- Source records:
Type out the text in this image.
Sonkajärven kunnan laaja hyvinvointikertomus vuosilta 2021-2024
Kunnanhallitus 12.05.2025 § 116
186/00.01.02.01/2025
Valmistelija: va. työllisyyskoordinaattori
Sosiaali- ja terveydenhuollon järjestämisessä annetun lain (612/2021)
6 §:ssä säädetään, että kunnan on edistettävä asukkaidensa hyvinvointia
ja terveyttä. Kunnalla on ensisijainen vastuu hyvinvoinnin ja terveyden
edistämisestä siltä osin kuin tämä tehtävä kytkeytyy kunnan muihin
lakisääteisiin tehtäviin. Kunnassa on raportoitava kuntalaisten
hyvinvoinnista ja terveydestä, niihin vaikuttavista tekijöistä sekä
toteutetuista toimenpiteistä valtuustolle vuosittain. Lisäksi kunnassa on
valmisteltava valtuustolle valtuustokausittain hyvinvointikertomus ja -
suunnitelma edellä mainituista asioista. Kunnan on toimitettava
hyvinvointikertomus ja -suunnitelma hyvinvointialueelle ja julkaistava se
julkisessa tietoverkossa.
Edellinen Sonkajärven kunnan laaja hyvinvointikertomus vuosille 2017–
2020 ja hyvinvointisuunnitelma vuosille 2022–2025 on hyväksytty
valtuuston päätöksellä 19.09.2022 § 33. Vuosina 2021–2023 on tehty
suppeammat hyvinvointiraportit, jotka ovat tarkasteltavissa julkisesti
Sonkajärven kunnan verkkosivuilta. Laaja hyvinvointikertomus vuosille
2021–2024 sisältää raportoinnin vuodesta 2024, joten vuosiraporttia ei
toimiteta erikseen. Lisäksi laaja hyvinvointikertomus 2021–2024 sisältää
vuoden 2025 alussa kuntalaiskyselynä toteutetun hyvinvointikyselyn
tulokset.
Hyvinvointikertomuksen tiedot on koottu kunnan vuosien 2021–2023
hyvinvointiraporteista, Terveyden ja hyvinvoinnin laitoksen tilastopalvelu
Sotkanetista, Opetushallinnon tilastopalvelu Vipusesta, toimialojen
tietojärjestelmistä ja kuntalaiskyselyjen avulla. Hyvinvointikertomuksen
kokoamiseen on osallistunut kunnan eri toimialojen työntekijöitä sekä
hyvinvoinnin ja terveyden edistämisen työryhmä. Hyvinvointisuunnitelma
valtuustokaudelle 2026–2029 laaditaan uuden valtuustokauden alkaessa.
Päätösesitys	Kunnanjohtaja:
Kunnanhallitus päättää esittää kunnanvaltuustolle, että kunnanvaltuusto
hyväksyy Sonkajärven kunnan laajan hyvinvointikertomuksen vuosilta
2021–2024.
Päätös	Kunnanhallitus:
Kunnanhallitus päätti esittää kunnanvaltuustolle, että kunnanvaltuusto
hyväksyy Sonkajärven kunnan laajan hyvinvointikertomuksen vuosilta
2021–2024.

- Problem requirements:
Looking back at the lines above, state how many contain the word "hyvinvointikertomus", and supply nothing besides the number.

- Result for this exercise:
6